Dataset records on visual material:
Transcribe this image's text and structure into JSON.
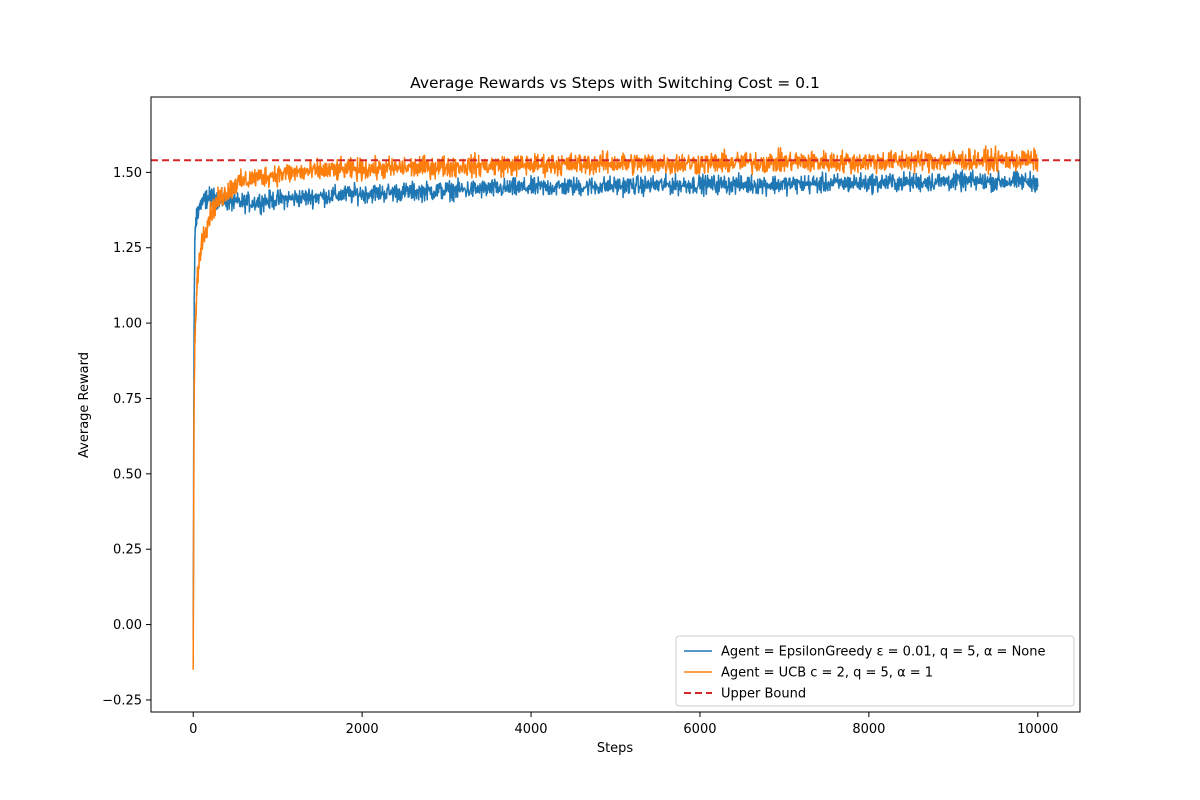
{
  "chart_data": {
    "type": "line",
    "title": "Average Rewards vs Steps with Switching Cost = 0.1",
    "xlabel": "Steps",
    "ylabel": "Average Reward",
    "xlim": [
      -500,
      10500
    ],
    "ylim": [
      -0.29,
      1.75
    ],
    "xticks": [
      0,
      2000,
      4000,
      6000,
      8000,
      10000
    ],
    "xtick_labels": [
      "0",
      "2000",
      "4000",
      "6000",
      "8000",
      "10000"
    ],
    "yticks": [
      -0.25,
      0.0,
      0.25,
      0.5,
      0.75,
      1.0,
      1.25,
      1.5
    ],
    "ytick_labels": [
      "−0.25",
      "0.00",
      "0.25",
      "0.50",
      "0.75",
      "1.00",
      "1.25",
      "1.50"
    ],
    "grid": false,
    "legend_position": "bottom-right",
    "upper_bound": 1.54,
    "series": [
      {
        "name": "Agent = EpsilonGreedy ε = 0.01, q = 5, α = None",
        "color": "#1f77b4",
        "style": "solid",
        "x": [
          0,
          10,
          20,
          50,
          100,
          200,
          300,
          500,
          700,
          1000,
          1500,
          2000,
          3000,
          4000,
          5000,
          6000,
          7000,
          8000,
          9000,
          10000
        ],
        "y": [
          -0.05,
          1.0,
          1.3,
          1.37,
          1.4,
          1.42,
          1.41,
          1.4,
          1.4,
          1.41,
          1.42,
          1.43,
          1.44,
          1.45,
          1.455,
          1.46,
          1.46,
          1.465,
          1.47,
          1.47
        ],
        "noise": 0.022
      },
      {
        "name": "Agent = UCB c = 2, q = 5, α = 1",
        "color": "#ff7f0e",
        "style": "solid",
        "x": [
          0,
          10,
          20,
          50,
          100,
          200,
          300,
          500,
          700,
          1000,
          1500,
          2000,
          3000,
          4000,
          5000,
          6000,
          7000,
          8000,
          9000,
          10000
        ],
        "y": [
          -0.13,
          0.72,
          0.95,
          1.15,
          1.27,
          1.36,
          1.41,
          1.46,
          1.48,
          1.495,
          1.505,
          1.51,
          1.52,
          1.525,
          1.53,
          1.53,
          1.535,
          1.535,
          1.54,
          1.54
        ],
        "noise": 0.022
      },
      {
        "name": "Upper Bound",
        "color": "#d62728",
        "style": "dashed",
        "x": [
          -500,
          10500
        ],
        "y": [
          1.54,
          1.54
        ]
      }
    ]
  }
}
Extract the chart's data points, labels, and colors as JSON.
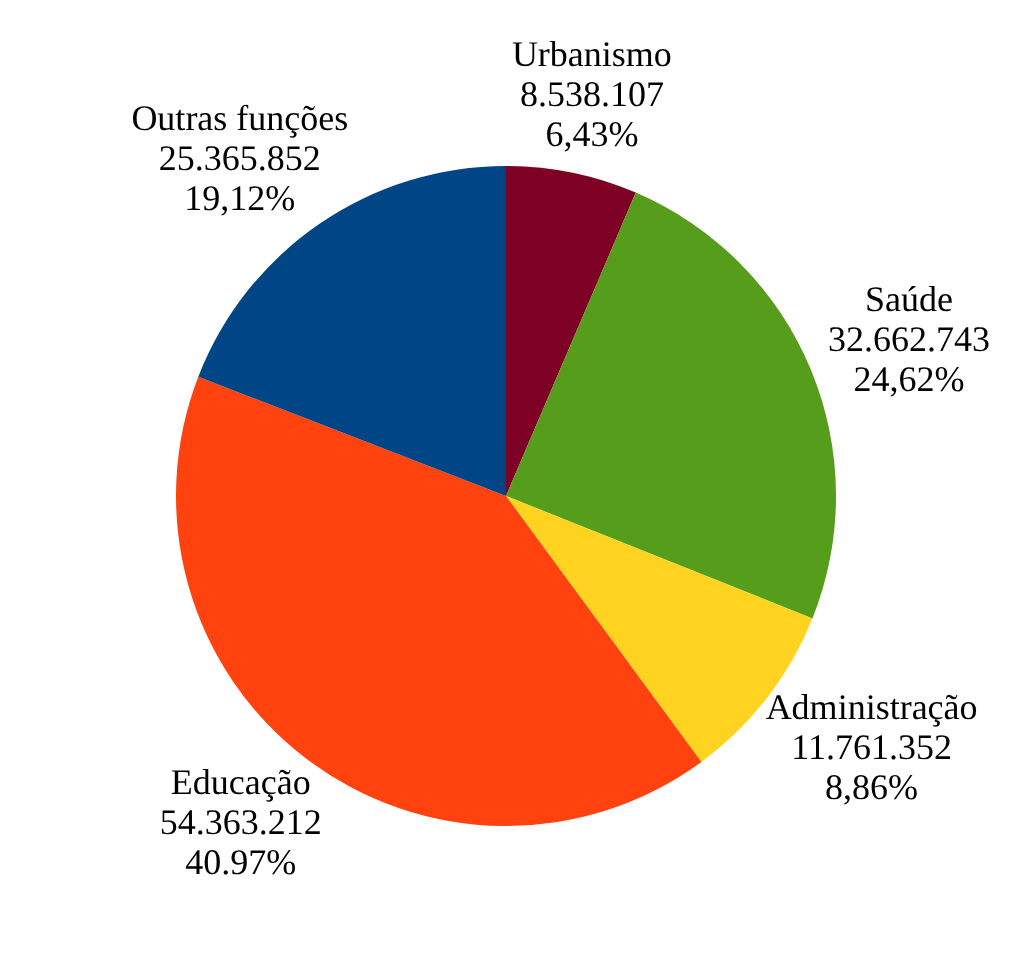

» **WORK TO DO**
Each line above is to be copied verbatim. Drop any image from the copy.

» **THE COMPLETED TASK**
Transcribe this image's text and structure into JSON.
{
  "chart_data": {
    "type": "line",
    "title": "Average Rewards vs Steps with Switching Cost = 0.1",
    "xlabel": "Steps",
    "ylabel": "Average Reward",
    "xlim": [
      -500,
      10500
    ],
    "ylim": [
      -0.29,
      1.75
    ],
    "xticks": [
      0,
      2000,
      4000,
      6000,
      8000,
      10000
    ],
    "xtick_labels": [
      "0",
      "2000",
      "4000",
      "6000",
      "8000",
      "10000"
    ],
    "yticks": [
      -0.25,
      0.0,
      0.25,
      0.5,
      0.75,
      1.0,
      1.25,
      1.5
    ],
    "ytick_labels": [
      "−0.25",
      "0.00",
      "0.25",
      "0.50",
      "0.75",
      "1.00",
      "1.25",
      "1.50"
    ],
    "grid": false,
    "legend_position": "bottom-right",
    "upper_bound": 1.54,
    "series": [
      {
        "name": "Agent = EpsilonGreedy ε = 0.01, q = 5, α = None",
        "color": "#1f77b4",
        "style": "solid",
        "x": [
          0,
          10,
          20,
          50,
          100,
          200,
          300,
          500,
          700,
          1000,
          1500,
          2000,
          3000,
          4000,
          5000,
          6000,
          7000,
          8000,
          9000,
          10000
        ],
        "y": [
          -0.05,
          1.0,
          1.3,
          1.37,
          1.4,
          1.42,
          1.41,
          1.4,
          1.4,
          1.41,
          1.42,
          1.43,
          1.44,
          1.45,
          1.455,
          1.46,
          1.46,
          1.465,
          1.47,
          1.47
        ],
        "noise": 0.022
      },
      {
        "name": "Agent = UCB c = 2, q = 5, α = 1",
        "color": "#ff7f0e",
        "style": "solid",
        "x": [
          0,
          10,
          20,
          50,
          100,
          200,
          300,
          500,
          700,
          1000,
          1500,
          2000,
          3000,
          4000,
          5000,
          6000,
          7000,
          8000,
          9000,
          10000
        ],
        "y": [
          -0.13,
          0.72,
          0.95,
          1.15,
          1.27,
          1.36,
          1.41,
          1.46,
          1.48,
          1.495,
          1.505,
          1.51,
          1.52,
          1.525,
          1.53,
          1.53,
          1.535,
          1.535,
          1.54,
          1.54
        ],
        "noise": 0.022
      },
      {
        "name": "Upper Bound",
        "color": "#d62728",
        "style": "dashed",
        "x": [
          -500,
          10500
        ],
        "y": [
          1.54,
          1.54
        ]
      }
    ]
  }
}
Extract the chart's data points, labels, and colors as JSON.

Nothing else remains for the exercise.